-- start SUPPLIED ENTRIES --

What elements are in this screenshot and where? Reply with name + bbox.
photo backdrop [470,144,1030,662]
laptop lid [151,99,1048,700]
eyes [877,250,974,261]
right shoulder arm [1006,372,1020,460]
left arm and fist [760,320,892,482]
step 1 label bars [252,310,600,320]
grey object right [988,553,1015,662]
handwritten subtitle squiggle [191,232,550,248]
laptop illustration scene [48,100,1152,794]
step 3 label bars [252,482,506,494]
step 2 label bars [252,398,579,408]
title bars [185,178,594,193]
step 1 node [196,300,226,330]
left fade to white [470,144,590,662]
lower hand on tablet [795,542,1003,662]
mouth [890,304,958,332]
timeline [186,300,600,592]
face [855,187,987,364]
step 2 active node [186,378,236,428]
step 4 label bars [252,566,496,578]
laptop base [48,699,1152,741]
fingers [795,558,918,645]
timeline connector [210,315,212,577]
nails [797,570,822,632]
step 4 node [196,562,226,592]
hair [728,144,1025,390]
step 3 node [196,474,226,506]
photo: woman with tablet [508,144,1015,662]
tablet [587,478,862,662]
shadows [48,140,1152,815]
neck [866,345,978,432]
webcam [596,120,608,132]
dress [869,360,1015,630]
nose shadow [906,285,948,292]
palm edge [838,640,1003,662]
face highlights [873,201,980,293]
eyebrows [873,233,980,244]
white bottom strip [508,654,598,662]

-- end SUPPLIED ENTRIES --

• **WRITTEN REQUEST**
Write out the records again, switching each "label bars" to "caption bars" and leaving everything else the same.

• **EXERCISE OUTPUT**
What elements are in this screenshot and where? Reply with name + bbox.
photo backdrop [470,144,1030,662]
laptop lid [151,99,1048,700]
eyes [877,250,974,261]
right shoulder arm [1006,372,1020,460]
left arm and fist [760,320,892,482]
step 1 caption bars [252,310,600,320]
grey object right [988,553,1015,662]
handwritten subtitle squiggle [191,232,550,248]
laptop illustration scene [48,100,1152,794]
step 3 caption bars [252,482,506,494]
step 2 caption bars [252,398,579,408]
title bars [185,178,594,193]
step 1 node [196,300,226,330]
left fade to white [470,144,590,662]
lower hand on tablet [795,542,1003,662]
mouth [890,304,958,332]
timeline [186,300,600,592]
face [855,187,987,364]
step 2 active node [186,378,236,428]
step 4 caption bars [252,566,496,578]
laptop base [48,699,1152,741]
fingers [795,558,918,645]
timeline connector [210,315,212,577]
nails [797,570,822,632]
step 4 node [196,562,226,592]
hair [728,144,1025,390]
step 3 node [196,474,226,506]
photo: woman with tablet [508,144,1015,662]
tablet [587,478,862,662]
shadows [48,140,1152,815]
neck [866,345,978,432]
webcam [596,120,608,132]
dress [869,360,1015,630]
nose shadow [906,285,948,292]
palm edge [838,640,1003,662]
face highlights [873,201,980,293]
eyebrows [873,233,980,244]
white bottom strip [508,654,598,662]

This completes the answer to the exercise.